[Start Supplied data]
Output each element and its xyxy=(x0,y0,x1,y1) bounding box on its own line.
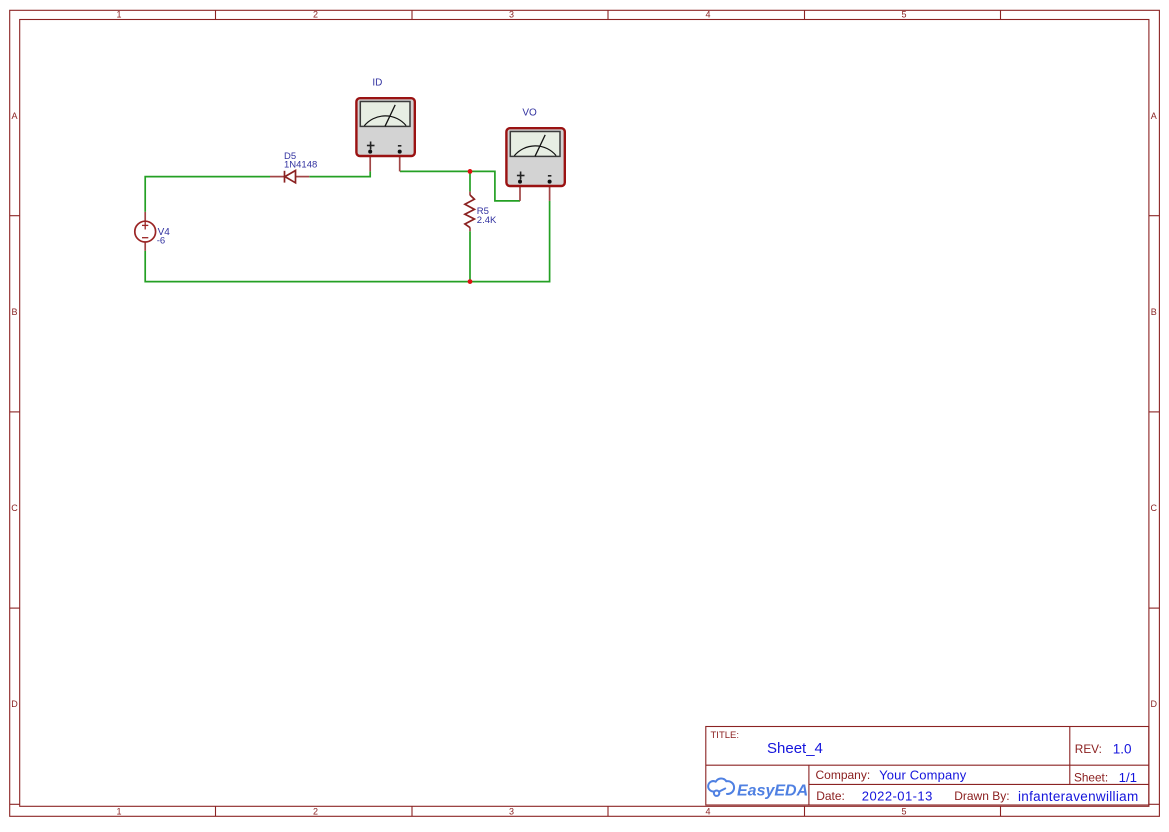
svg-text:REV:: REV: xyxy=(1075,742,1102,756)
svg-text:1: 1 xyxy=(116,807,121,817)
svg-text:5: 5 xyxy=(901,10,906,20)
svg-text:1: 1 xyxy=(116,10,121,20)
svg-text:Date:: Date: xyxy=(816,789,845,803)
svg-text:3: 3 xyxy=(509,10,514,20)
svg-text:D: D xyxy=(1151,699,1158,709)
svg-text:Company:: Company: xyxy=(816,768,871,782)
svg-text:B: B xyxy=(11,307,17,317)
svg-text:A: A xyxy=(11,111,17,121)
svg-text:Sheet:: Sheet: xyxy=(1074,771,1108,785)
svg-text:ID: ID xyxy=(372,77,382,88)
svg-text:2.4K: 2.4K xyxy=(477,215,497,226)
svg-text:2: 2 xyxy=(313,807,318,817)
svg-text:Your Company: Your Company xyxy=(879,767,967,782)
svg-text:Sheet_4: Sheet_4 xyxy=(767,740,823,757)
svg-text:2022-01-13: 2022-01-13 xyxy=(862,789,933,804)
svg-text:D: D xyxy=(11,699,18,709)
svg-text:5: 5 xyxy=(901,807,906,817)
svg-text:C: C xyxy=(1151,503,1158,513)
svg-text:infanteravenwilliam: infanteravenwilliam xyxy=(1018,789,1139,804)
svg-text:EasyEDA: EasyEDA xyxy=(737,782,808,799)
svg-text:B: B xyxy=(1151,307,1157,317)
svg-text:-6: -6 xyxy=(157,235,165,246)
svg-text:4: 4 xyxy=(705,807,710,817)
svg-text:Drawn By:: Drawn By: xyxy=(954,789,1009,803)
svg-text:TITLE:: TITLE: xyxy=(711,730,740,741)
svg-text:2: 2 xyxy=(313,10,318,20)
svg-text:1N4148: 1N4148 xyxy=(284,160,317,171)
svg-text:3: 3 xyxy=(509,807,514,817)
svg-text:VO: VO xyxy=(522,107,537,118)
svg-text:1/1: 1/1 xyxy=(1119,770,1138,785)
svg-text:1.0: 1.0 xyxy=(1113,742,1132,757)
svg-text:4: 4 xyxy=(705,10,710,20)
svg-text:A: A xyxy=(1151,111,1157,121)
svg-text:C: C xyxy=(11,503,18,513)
[End Supplied data]
[Start Supplied data]
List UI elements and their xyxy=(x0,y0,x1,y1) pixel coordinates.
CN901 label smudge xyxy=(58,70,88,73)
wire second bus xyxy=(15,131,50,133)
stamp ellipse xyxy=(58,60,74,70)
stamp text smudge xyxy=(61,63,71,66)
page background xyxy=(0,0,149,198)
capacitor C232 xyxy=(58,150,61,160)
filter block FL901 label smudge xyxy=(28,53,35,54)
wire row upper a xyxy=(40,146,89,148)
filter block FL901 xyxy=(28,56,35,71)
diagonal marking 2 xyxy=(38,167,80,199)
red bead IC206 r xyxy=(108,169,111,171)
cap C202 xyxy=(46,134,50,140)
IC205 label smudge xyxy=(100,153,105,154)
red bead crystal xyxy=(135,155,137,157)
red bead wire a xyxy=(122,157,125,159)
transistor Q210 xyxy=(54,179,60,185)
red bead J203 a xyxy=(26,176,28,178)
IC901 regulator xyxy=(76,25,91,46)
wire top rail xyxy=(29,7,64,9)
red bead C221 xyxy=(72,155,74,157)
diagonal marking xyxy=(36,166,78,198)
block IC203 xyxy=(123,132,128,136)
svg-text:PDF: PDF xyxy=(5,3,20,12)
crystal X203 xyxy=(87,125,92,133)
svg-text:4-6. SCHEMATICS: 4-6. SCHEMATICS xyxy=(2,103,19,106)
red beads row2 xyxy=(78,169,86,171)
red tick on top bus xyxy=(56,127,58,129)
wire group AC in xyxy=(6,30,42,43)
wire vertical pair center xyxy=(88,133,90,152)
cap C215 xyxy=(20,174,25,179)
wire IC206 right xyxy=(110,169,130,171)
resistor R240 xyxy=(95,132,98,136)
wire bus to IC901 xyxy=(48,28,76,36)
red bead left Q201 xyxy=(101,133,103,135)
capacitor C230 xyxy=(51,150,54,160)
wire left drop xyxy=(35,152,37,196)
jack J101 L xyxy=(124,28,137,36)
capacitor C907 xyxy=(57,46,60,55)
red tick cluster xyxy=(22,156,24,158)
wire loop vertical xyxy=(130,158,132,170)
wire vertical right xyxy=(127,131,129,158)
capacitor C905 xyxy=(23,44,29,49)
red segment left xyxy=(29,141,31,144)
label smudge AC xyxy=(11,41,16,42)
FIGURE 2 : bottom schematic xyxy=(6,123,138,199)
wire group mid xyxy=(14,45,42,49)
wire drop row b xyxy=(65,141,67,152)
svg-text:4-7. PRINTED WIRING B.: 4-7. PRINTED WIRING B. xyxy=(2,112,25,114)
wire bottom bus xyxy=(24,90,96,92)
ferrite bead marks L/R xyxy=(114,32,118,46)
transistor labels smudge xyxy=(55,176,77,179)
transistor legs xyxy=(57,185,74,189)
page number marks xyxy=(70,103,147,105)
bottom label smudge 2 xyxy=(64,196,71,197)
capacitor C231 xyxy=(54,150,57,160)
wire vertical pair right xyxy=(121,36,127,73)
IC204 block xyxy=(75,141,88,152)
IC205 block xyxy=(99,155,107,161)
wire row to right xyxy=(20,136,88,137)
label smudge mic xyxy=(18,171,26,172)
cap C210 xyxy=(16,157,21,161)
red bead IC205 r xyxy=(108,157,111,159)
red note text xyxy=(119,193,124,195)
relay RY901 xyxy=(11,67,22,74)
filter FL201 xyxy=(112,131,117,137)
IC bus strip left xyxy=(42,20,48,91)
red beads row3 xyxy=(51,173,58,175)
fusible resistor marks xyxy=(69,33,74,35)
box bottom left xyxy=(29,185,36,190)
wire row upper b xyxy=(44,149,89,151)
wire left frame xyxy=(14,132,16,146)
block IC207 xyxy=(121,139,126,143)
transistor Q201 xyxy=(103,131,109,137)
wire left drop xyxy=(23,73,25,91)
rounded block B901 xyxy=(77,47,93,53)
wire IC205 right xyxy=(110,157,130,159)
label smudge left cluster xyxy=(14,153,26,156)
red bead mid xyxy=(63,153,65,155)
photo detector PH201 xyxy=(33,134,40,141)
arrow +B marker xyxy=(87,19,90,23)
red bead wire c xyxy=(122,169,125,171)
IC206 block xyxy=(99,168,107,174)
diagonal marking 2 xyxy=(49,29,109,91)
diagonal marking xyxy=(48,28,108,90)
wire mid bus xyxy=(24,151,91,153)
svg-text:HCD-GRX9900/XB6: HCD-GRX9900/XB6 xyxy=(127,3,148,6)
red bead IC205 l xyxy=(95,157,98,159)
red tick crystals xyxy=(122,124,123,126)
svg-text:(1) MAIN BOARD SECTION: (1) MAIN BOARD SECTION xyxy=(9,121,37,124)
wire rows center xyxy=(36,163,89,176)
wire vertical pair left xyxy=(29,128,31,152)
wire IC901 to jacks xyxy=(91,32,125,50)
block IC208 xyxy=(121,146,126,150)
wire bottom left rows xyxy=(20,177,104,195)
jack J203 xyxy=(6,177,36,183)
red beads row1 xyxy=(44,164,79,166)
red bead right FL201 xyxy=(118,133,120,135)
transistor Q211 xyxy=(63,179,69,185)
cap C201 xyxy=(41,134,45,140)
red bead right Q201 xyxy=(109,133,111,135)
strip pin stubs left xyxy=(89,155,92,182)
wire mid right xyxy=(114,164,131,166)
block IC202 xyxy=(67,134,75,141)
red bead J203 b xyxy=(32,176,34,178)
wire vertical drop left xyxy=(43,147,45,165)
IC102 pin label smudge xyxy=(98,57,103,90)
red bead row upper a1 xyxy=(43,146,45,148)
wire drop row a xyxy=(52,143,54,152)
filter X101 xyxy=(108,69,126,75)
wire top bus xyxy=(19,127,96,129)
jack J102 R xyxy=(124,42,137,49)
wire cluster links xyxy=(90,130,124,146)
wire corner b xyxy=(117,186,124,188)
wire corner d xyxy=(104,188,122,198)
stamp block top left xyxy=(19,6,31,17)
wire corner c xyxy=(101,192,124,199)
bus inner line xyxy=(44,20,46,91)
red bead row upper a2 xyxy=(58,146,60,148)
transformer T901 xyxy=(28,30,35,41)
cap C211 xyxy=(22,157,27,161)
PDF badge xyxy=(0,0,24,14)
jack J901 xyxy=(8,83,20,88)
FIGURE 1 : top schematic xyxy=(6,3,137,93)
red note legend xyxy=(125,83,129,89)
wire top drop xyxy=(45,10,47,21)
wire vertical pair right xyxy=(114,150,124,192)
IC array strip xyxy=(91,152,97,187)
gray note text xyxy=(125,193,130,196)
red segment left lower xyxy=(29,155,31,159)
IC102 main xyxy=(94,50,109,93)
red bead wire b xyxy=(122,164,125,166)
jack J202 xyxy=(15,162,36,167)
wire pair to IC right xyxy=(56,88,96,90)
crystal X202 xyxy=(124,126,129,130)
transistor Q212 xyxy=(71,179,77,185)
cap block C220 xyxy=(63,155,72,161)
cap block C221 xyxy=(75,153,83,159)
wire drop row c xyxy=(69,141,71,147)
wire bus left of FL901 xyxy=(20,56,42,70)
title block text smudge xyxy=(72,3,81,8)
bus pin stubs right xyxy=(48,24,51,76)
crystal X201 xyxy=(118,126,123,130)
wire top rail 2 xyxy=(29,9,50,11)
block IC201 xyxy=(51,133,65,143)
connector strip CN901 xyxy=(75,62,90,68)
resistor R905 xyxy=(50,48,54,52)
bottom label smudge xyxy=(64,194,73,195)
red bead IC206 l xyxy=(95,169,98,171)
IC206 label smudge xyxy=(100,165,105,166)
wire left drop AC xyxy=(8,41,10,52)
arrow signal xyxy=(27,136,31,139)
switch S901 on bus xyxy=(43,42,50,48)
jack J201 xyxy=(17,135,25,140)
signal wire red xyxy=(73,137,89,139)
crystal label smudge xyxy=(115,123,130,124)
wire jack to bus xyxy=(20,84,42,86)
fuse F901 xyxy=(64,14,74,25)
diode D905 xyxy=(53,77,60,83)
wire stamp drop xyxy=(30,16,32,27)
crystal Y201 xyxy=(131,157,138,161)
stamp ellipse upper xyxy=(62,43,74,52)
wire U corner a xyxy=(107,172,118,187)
[End Supplied data]
■ **Do this**: Could you recast the entries as a Markdown table with the columns "Row" and "Entry text", starting with the line containing "List UI elements" and going on through the line containing "transistor Q210 xyxy=(54,179,60,185)", leaving out any blank lines?

■ **Response to the exercise**:
| Row | Entry text |
|---|---|
| 1 | List UI elements and their xyxy=(x0,y0,x1,y1) pixel coordinates. |
| 2 | CN901 label smudge xyxy=(58,70,88,73) |
| 3 | wire second bus xyxy=(15,131,50,133) |
| 4 | stamp ellipse xyxy=(58,60,74,70) |
| 5 | stamp text smudge xyxy=(61,63,71,66) |
| 6 | page background xyxy=(0,0,149,198) |
| 7 | capacitor C232 xyxy=(58,150,61,160) |
| 8 | filter block FL901 label smudge xyxy=(28,53,35,54) |
| 9 | wire row upper a xyxy=(40,146,89,148) |
| 10 | filter block FL901 xyxy=(28,56,35,71) |
| 11 | diagonal marking 2 xyxy=(38,167,80,199) |
| 12 | red bead IC206 r xyxy=(108,169,111,171) |
| 13 | cap C202 xyxy=(46,134,50,140) |
| 14 | IC205 label smudge xyxy=(100,153,105,154) |
| 15 | red bead crystal xyxy=(135,155,137,157) |
| 16 | red bead wire a xyxy=(122,157,125,159) |
| 17 | transistor Q210 xyxy=(54,179,60,185) |